**What is expected**
Spot every line with the word "screenshot" and return it.
+ + +
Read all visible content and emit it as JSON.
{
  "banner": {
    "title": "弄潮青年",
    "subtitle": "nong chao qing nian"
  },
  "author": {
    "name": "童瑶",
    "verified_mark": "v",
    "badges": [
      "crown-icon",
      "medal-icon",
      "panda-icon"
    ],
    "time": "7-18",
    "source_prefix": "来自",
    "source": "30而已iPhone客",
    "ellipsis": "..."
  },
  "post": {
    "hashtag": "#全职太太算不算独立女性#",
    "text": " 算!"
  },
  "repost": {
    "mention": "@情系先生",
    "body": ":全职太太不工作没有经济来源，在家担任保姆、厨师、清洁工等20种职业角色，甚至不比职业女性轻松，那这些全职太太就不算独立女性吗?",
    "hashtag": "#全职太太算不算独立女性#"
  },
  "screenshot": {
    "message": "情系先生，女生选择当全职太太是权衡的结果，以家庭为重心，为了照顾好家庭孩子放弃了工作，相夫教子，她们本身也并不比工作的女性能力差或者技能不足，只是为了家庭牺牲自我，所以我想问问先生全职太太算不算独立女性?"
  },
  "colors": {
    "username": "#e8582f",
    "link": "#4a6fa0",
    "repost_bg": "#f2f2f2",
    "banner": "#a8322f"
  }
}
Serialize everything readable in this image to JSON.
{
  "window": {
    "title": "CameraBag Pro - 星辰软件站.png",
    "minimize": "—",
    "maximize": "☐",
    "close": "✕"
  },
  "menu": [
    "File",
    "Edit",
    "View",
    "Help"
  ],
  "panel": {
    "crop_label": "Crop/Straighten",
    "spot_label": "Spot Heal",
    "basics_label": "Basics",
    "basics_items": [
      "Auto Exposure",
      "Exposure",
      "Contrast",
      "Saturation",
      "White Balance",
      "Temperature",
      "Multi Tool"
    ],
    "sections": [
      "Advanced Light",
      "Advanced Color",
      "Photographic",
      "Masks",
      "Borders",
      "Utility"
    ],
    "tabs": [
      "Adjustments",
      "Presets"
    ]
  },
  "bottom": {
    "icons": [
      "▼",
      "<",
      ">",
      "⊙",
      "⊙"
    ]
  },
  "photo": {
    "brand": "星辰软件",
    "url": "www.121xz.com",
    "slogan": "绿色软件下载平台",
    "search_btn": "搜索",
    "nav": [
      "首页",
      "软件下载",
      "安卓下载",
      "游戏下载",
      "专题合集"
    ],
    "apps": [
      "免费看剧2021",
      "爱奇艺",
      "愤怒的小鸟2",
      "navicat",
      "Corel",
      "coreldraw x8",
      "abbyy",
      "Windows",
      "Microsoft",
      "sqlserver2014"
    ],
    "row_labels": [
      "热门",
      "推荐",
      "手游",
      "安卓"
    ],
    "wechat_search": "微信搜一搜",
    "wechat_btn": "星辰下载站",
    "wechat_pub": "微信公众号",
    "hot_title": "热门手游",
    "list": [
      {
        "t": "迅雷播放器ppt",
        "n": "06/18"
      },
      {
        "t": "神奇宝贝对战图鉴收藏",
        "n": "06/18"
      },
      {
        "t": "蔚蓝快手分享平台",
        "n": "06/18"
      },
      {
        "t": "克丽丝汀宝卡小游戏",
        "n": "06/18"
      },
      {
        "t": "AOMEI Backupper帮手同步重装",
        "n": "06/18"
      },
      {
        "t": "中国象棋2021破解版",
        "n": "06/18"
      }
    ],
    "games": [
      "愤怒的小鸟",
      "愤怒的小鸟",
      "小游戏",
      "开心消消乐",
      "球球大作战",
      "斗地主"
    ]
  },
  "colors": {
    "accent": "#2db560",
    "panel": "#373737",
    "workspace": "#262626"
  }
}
+ + +
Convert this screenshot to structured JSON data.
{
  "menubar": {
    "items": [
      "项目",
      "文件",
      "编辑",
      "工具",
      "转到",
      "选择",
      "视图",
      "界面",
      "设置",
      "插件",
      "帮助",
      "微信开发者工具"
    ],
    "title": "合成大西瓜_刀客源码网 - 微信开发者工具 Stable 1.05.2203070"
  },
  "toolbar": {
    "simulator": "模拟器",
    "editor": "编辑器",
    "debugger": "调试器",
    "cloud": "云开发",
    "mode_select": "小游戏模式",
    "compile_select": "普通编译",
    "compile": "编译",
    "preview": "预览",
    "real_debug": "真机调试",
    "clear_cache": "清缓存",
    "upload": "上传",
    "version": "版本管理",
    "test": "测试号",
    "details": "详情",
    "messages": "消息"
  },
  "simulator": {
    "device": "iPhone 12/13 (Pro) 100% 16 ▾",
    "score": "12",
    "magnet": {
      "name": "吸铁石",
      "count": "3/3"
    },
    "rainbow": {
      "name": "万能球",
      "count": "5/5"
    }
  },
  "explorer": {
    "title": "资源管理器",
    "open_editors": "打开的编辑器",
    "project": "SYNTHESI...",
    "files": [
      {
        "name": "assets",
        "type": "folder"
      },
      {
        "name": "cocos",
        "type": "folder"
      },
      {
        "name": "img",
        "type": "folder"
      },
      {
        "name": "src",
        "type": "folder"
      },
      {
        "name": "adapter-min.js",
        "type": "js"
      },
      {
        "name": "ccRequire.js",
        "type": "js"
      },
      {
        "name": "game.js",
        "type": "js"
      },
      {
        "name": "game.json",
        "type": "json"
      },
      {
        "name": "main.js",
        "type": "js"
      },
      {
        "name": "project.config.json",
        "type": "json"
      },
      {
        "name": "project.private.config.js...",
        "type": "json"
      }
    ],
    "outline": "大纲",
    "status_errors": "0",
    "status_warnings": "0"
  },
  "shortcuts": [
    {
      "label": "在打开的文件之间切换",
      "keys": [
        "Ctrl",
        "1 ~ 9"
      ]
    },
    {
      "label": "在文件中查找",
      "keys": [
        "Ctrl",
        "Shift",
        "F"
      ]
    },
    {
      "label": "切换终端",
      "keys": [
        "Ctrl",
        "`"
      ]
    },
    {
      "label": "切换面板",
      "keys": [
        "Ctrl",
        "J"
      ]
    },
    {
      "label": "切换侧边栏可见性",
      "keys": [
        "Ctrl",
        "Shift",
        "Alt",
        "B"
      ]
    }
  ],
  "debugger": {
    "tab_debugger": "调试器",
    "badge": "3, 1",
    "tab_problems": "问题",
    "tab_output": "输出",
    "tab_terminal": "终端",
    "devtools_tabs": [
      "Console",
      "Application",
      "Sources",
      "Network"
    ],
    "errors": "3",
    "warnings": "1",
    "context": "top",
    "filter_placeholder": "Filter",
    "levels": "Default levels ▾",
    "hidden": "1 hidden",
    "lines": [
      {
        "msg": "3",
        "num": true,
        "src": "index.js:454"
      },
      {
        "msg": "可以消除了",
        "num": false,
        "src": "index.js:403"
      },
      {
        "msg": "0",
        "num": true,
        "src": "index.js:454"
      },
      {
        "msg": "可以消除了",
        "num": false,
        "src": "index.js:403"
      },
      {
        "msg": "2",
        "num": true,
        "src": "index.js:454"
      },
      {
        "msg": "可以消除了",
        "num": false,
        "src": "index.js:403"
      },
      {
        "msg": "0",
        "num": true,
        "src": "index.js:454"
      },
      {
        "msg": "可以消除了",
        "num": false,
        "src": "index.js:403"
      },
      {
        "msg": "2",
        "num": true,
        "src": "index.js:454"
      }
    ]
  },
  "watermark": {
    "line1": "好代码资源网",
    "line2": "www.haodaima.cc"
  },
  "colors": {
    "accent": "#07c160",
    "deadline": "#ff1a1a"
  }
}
+ + +
**Exercise output**
  "screenshot": {
Convert this screenshot to structured JSON data.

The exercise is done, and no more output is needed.